• Required task
In the entries, find all lines that hold the word "music" and copy them.

(Data entries)
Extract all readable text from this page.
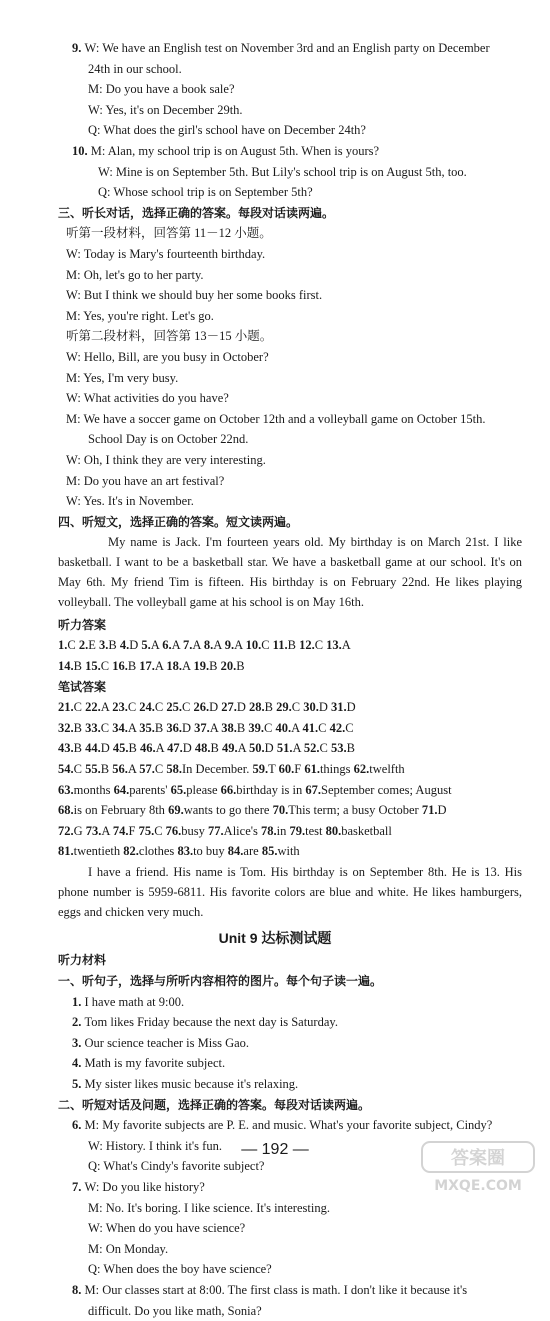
9. W: We have an English test on November 3rd and an English party on December
24th in our school.
M: Do you have a book sale?
W: Yes, it's on December 29th.
Q: What does the girl's school have on December 24th?
10. M: Alan, my school trip is on August 5th. When is yours?
W: Mine is on September 5th. But Lily's school trip is on August 5th, too.
Q: Whose school trip is on September 5th?
三、听长对话，选择正确的答案。每段对话读两遍。
听第一段材料，回答第 11－12 小题。
W: Today is Mary's fourteenth birthday.
M: Oh, let's go to her party.
W: But I think we should buy her some books first.
M: Yes, you're right. Let's go.
听第二段材料，回答第 13－15 小题。
W: Hello, Bill, are you busy in October?
M: Yes, I'm very busy.
W: What activities do you have?
M: We have a soccer game on October 12th and a volleyball game on October 15th.
School Day is on October 22nd.
W: Oh, I think they are very interesting.
M: Do you have an art festival?
W: Yes. It's in November.
四、听短文，选择正确的答案。短文读两遍。
My name is Jack. I'm fourteen years old. My birthday is on March 21st. I like basketball. I want to be a basketball star. We have a basketball game at our school. It's on May 6th. My friend Tim is fifteen. His birthday is on February 22nd. He likes playing volleyball. The volleyball game at his school is on May 16th.
听力答案
1.C 2.E 3.B 4.D 5.A 6.A 7.A 8.A 9.A 10.C 11.B 12.C 13.A
14.B 15.C 16.B 17.A 18.A 19.B 20.B
笔试答案
21.C 22.A 23.C 24.C 25.C 26.D 27.D 28.B 29.C 30.D 31.D
32.B 33.C 34.A 35.B 36.D 37.A 38.B 39.C 40.A 41.C 42.C
43.B 44.D 45.B 46.A 47.D 48.B 49.A 50.D 51.A 52.C 53.B
54.C 55.B 56.A 57.C 58.In December. 59.T 60.F 61.things 62.twelfth
63.months 64.parents' 65.please 66.birthday is in 67.September comes; August
68.is on February 8th 69.wants to go there 70.This term; a busy October 71.D
72.G 73.A 74.F 75.C 76.busy 77.Alice's 78.in 79.test 80.basketball
81.twentieth 82.clothes 83.to buy 84.are 85.with
I have a friend. His name is Tom. His birthday is on September 8th. He is 13. His phone number is 5959-6811. His favorite colors are blue and white. He likes hamburgers, eggs and chicken very much.
Unit 9 达标测试题
听力材料
一、听句子，选择与所听内容相符的图片。每个句子读一遍。
1. I have math at 9:00.
2. Tom likes Friday because the next day is Saturday.
3. Our science teacher is Miss Gao.
4. Math is my favorite subject.
5. My sister likes music because it's relaxing.
二、听短对话及问题，选择正确的答案。每段对话读两遍。
6. M: My favorite subjects are P. E. and music. What's your favorite subject, Cindy?
W: History. I think it's fun.
Q: What's Cindy's favorite subject?
7. W: Do you like history?
M: No. It's boring. I like science. It's interesting.
W: When do you have science?
M: On Monday.
Q: When does the boy have science?
8. M: Our classes start at 8:00. The first class is math. I don't like it because it's
difficult. Do you like math, Sonia?
— 192 —	答案圈
MXQE.COM
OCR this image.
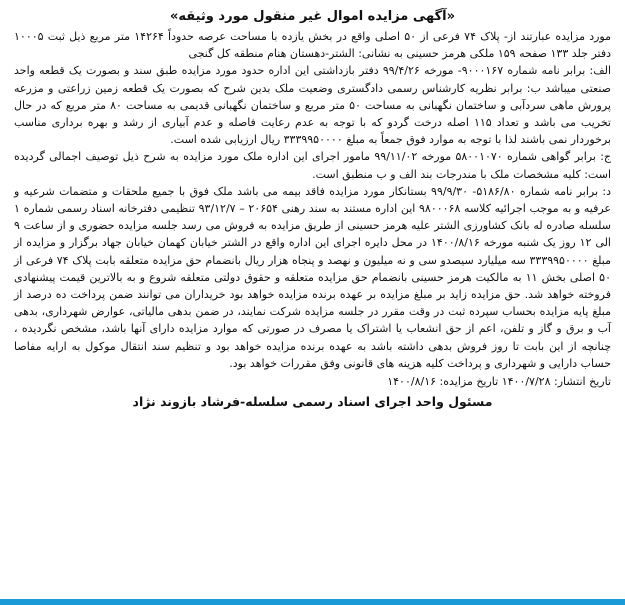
«آگهی مزایده اموال غیر منقول مورد وثیقه»

مورد مزایده عبارتند از- پلاک ۷۴ فرعی از ۵۰ اصلی واقع در بخش یازده با مساحت عرصه حدوداً ۱۴۲۶۴ متر مربع ذیل ثبت ۱۰۰۰۵ دفتر جلد ۱۳۳ صفحه ۱۵۹ ملکی هرمز حسینی به نشانی: الشتر-دهستان هنام منطقه کل گنجی

الف: برابر نامه شماره ۹۰۰۰۱۶۷- مورخه ۹۹/۴/۲۶ دفتر بازداشتی این اداره حدود مورد مزایده طبق سند و بصورت یک قطعه واحد صنعتی میباشد ب: برابر نظریه کارشناس رسمی دادگستری وضعیت ملک بدین شرح که بصورت یک قطعه زمین زراعتی و مزرعه پرورش ماهی سردآبی و ساختمان نگهبانی به مساحت ۵۰ متر مربع و ساختمان نگهبانی قدیمی به مساحت ۸۰ متر مربع که در حال تخریب می باشد و تعداد ۱۱۵ اصله درخت گردو که با توجه به عدم رعایت فاصله و عدم آبیاری از رشد و بهره برداری مناسب برخوردار نمی باشند لذا با توجه به موارد فوق جمعاً به مبلغ ۳۳۳۹۹۵۰۰۰۰ ریال ارزیابی شده است.

ج: برابر گواهی شماره ۵۸۰۰۱۰۷۰ مورخه ۹۹/۱۱/۰۲ مامور اجرای این اداره ملک مورد مزایده به شرح ذیل توصیف اجمالی گردیده است: کلیه مشخصات ملک با مندرجات بند الف و ب منطبق است.

د: برابر نامه شماره ۵۱۸۶/۸۰- ۹۹/۹/۳۰ بستانکار مورد مزایده فاقد بیمه می باشد ملک فوق با جمیع ملحقات و متضمات شرعیه و عرفیه و به موجب اجرائیه کلاسه ۹۸۰۰۰۶۸ این اداره مستند به سند رهنی ۲۰۶۵۴ – ۹۳/۱۲/۷ تنظیمی دفترخانه اسناد رسمی شماره ۱ سلسله صادره له بانک کشاورزی الشتر علیه هرمز حسینی از طریق مزایده به فروش می رسد جلسه مزایده حضوری و از ساعت ۹ الی ۱۲ روز یک شنبه مورخه ۱۴۰۰/۸/۱۶ در محل دایره اجرای این اداره واقع در الشتر خیابان کهمان خیابان جهاد برگزار و مزایده از مبلغ ۳۳۳۹۹۵۰۰۰۰ سه میلیارد سیصدو سی و نه میلیون و نهصد و پنجاه هزار ریال بانضمام حق مزایده متعلقه بابت پلاک ۷۴ فرعی از ۵۰ اصلی بخش ۱۱ به مالکیت هرمز حسینی بانضمام حق مزایده متعلقه و حقوق دولتی متعلقه شروع و به بالاترین قیمت پیشنهادی فروخته خواهد شد. حق مزایده زاید بر مبلغ مزایده بر عهده برنده مزایده خواهد بود خریداران می توانند ضمن پرداخت ده درصد از مبلغ پایه مزایده بحساب سپرده ثبت در وقت مقرر در جلسه مزایده شرکت نمایند، در ضمن بدهی مالیاتی، عوارض شهرداری، بدهی آب و برق و گاز و تلفن، اعم از حق انشعاب یا اشتراک یا مصرف در صورتی که موارد مزایده دارای آنها باشد، مشخص نگردیده ، چنانچه از این بابت تا روز فروش بدهی داشته باشد به عهده برنده مزایده خواهد بود و تنظیم سند انتقال موکول به ارایه مفاصا حساب دارایی و شهرداری و پرداخت کلیه هزینه های قانونی وفق مقررات خواهد بود.

تاریخ انتشار: ۱۴۰۰/۷/۲۸ تاریخ مزایده: ۱۴۰۰/۸/۱۶
مسئول واحد اجرای اسناد رسمی سلسله-فرشاد بازوند نژاد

• Correct output
5. My sister likes music because it's relaxing.
6. M: My favorite subjects are P. E. and music. What's your favorite subject, Cindy?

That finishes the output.